#### [Region and label listings]
►

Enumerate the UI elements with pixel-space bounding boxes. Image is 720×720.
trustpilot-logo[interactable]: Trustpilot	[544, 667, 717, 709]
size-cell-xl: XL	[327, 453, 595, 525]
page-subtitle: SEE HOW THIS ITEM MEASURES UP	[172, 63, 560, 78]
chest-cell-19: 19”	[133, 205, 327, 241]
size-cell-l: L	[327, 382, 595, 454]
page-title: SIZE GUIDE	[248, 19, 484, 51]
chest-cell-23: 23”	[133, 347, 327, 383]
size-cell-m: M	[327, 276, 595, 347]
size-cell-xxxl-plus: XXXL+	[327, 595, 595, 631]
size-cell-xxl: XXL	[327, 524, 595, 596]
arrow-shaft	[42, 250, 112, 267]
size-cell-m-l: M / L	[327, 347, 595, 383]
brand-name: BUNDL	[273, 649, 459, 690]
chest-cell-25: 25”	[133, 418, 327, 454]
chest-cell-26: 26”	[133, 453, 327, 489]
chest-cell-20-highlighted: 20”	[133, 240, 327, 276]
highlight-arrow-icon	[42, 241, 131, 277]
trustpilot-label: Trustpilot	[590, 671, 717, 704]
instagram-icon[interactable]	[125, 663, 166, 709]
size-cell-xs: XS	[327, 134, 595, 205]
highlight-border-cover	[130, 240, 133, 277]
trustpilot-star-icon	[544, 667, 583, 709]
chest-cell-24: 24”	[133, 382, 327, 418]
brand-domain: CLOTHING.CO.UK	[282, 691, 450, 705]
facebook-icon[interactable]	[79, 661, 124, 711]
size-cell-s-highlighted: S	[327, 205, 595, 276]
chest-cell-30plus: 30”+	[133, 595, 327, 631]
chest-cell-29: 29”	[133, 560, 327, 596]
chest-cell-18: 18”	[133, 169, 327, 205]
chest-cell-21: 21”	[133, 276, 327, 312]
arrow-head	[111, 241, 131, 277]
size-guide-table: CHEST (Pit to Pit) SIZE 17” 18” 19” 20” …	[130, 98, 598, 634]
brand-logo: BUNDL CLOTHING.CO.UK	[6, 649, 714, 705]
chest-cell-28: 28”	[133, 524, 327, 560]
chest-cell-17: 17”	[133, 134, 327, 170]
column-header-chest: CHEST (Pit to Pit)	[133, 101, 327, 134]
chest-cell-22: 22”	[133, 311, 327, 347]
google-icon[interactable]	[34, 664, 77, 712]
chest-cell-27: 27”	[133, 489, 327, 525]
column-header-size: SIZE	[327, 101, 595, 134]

◄

#### [The exercise]
Identify every line in the listings above that contains the string "BUNDL", treating uppercase and lowercase as different, and copy each of those lines out in full.

#### [Correct response]
brand-name: BUNDL	[273, 649, 459, 690]
brand-logo: BUNDL CLOTHING.CO.UK	[6, 649, 714, 705]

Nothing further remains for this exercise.